■ **Problem to solve**: Copy out each line of the data holding "between".

(Records)
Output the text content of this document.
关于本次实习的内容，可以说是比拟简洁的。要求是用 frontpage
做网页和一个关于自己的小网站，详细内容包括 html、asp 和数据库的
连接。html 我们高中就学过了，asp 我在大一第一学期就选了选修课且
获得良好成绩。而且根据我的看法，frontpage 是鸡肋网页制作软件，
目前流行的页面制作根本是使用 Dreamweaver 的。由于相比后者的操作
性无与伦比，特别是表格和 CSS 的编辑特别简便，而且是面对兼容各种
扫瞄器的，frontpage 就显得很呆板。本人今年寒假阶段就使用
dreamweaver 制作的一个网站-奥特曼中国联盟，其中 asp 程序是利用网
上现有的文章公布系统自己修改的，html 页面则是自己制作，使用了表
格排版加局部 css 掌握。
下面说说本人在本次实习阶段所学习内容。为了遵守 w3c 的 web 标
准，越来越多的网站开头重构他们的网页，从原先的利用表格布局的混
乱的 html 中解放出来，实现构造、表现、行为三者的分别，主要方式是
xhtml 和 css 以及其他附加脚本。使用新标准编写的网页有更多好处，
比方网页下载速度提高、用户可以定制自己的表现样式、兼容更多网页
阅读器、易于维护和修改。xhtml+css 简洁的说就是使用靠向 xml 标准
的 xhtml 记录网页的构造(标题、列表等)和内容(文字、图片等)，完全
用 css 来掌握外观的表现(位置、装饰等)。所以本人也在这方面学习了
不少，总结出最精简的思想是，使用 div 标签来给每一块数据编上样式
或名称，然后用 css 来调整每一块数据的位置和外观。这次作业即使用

---

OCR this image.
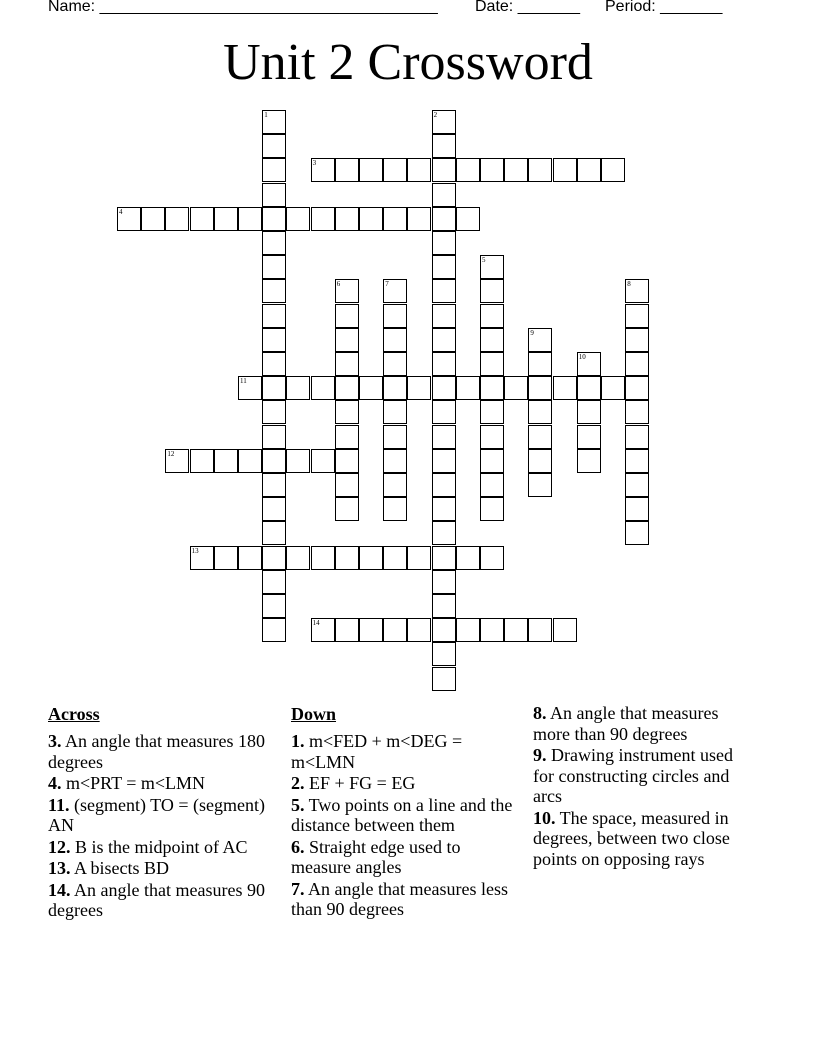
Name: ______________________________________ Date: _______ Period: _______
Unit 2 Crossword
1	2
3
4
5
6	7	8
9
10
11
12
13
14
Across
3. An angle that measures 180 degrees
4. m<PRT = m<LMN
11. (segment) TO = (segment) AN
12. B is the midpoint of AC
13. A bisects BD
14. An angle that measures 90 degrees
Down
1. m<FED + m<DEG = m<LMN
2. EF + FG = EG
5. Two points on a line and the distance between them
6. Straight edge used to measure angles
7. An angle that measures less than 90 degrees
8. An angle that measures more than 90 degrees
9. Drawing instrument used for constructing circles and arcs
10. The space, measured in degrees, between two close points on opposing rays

■ **Output**:
5. Two points on a line and the distance between them
10. The space, measured in degrees, between two close points on opposing rays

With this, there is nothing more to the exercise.